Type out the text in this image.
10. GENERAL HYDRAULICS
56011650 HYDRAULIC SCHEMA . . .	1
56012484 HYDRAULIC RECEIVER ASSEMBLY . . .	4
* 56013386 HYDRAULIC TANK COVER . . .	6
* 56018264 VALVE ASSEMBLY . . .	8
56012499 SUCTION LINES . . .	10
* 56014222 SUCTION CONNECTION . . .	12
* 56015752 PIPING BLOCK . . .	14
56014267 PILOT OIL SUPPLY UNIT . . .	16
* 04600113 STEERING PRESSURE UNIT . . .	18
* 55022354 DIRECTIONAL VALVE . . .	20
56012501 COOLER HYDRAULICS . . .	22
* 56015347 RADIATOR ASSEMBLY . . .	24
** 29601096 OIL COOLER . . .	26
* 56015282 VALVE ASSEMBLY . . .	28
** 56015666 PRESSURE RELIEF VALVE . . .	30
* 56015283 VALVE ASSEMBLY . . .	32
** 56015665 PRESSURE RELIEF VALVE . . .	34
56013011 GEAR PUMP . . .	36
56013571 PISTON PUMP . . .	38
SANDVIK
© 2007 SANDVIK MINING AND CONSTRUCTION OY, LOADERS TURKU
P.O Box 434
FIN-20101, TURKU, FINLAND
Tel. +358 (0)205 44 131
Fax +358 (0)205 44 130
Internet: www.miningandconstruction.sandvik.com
· · ·
§ Instruction: Write out every entry above, word for word.

§ Full output:
Type out the text in this image.
10. GENERAL HYDRAULICS
56011650 HYDRAULIC SCHEMA . . .	1
56012484 HYDRAULIC RECEIVER ASSEMBLY . . .	4
* 56013386 HYDRAULIC TANK COVER . . .	6
* 56018264 VALVE ASSEMBLY . . .	8
56012499 SUCTION LINES . . .	10
* 56014222 SUCTION CONNECTION . . .	12
* 56015752 PIPING BLOCK . . .	14
56014267 PILOT OIL SUPPLY UNIT . . .	16
* 04600113 STEERING PRESSURE UNIT . . .	18
* 55022354 DIRECTIONAL VALVE . . .	20
56012501 COOLER HYDRAULICS . . .	22
* 56015347 RADIATOR ASSEMBLY . . .	24
** 29601096 OIL COOLER . . .	26
* 56015282 VALVE ASSEMBLY . . .	28
** 56015666 PRESSURE RELIEF VALVE . . .	30
* 56015283 VALVE ASSEMBLY . . .	32
** 56015665 PRESSURE RELIEF VALVE . . .	34
56013011 GEAR PUMP . . .	36
56013571 PISTON PUMP . . .	38
SANDVIK
© 2007 SANDVIK MINING AND CONSTRUCTION OY, LOADERS TURKU
P.O Box 434
FIN-20101, TURKU, FINLAND
Tel. +358 (0)205 44 131
Fax +358 (0)205 44 130
Internet: www.miningandconstruction.sandvik.com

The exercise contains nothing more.